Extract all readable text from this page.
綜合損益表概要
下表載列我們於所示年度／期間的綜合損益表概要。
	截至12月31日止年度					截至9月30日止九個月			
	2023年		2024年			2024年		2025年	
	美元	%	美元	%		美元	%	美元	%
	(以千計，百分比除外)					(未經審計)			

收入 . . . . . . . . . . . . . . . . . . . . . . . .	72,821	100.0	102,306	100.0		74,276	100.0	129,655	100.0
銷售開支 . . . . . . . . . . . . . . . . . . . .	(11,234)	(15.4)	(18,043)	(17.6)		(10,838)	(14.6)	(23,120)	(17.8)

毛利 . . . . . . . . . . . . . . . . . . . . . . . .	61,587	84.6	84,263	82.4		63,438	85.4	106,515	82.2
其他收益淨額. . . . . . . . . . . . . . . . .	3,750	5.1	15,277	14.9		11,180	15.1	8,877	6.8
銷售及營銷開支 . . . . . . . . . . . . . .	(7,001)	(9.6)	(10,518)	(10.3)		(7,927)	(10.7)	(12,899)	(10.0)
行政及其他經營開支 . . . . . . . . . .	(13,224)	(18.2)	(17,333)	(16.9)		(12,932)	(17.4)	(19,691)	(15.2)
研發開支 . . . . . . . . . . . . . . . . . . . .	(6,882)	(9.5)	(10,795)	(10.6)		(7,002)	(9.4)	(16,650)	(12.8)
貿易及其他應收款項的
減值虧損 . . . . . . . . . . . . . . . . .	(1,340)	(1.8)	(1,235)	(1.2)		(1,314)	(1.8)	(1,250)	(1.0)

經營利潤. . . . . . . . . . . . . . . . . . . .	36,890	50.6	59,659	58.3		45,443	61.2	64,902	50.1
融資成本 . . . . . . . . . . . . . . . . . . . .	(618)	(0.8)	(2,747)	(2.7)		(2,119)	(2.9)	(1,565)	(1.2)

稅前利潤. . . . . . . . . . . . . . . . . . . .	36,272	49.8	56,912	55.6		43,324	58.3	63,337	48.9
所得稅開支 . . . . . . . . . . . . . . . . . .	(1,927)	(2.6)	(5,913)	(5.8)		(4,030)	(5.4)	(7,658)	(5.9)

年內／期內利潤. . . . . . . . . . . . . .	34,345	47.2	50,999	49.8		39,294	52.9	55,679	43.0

**Exercise task**
Each of the records should be retyped exactly.

**Exercise answer**
Extract all readable text from this page.
綜合損益表概要
下表載列我們於所示年度／期間的綜合損益表概要。
	截至12月31日止年度					截至9月30日止九個月			
	2023年		2024年			2024年		2025年	
	美元	%	美元	%		美元	%	美元	%
	(以千計，百分比除外)					(未經審計)			

收入 . . . . . . . . . . . . . . . . . . . . . . . .	72,821	100.0	102,306	100.0		74,276	100.0	129,655	100.0
銷售開支 . . . . . . . . . . . . . . . . . . . .	(11,234)	(15.4)	(18,043)	(17.6)		(10,838)	(14.6)	(23,120)	(17.8)

毛利 . . . . . . . . . . . . . . . . . . . . . . . .	61,587	84.6	84,263	82.4		63,438	85.4	106,515	82.2
其他收益淨額. . . . . . . . . . . . . . . . .	3,750	5.1	15,277	14.9		11,180	15.1	8,877	6.8
銷售及營銷開支 . . . . . . . . . . . . . .	(7,001)	(9.6)	(10,518)	(10.3)		(7,927)	(10.7)	(12,899)	(10.0)
行政及其他經營開支 . . . . . . . . . .	(13,224)	(18.2)	(17,333)	(16.9)		(12,932)	(17.4)	(19,691)	(15.2)
研發開支 . . . . . . . . . . . . . . . . . . . .	(6,882)	(9.5)	(10,795)	(10.6)		(7,002)	(9.4)	(16,650)	(12.8)
貿易及其他應收款項的
減值虧損 . . . . . . . . . . . . . . . . .	(1,340)	(1.8)	(1,235)	(1.2)		(1,314)	(1.8)	(1,250)	(1.0)

經營利潤. . . . . . . . . . . . . . . . . . . .	36,890	50.6	59,659	58.3		45,443	61.2	64,902	50.1
融資成本 . . . . . . . . . . . . . . . . . . . .	(618)	(0.8)	(2,747)	(2.7)		(2,119)	(2.9)	(1,565)	(1.2)

稅前利潤. . . . . . . . . . . . . . . . . . . .	36,272	49.8	56,912	55.6		43,324	58.3	63,337	48.9
所得稅開支 . . . . . . . . . . . . . . . . . .	(1,927)	(2.6)	(5,913)	(5.8)		(4,030)	(5.4)	(7,658)	(5.9)

年內／期內利潤. . . . . . . . . . . . . .	34,345	47.2	50,999	49.8		39,294	52.9	55,679	43.0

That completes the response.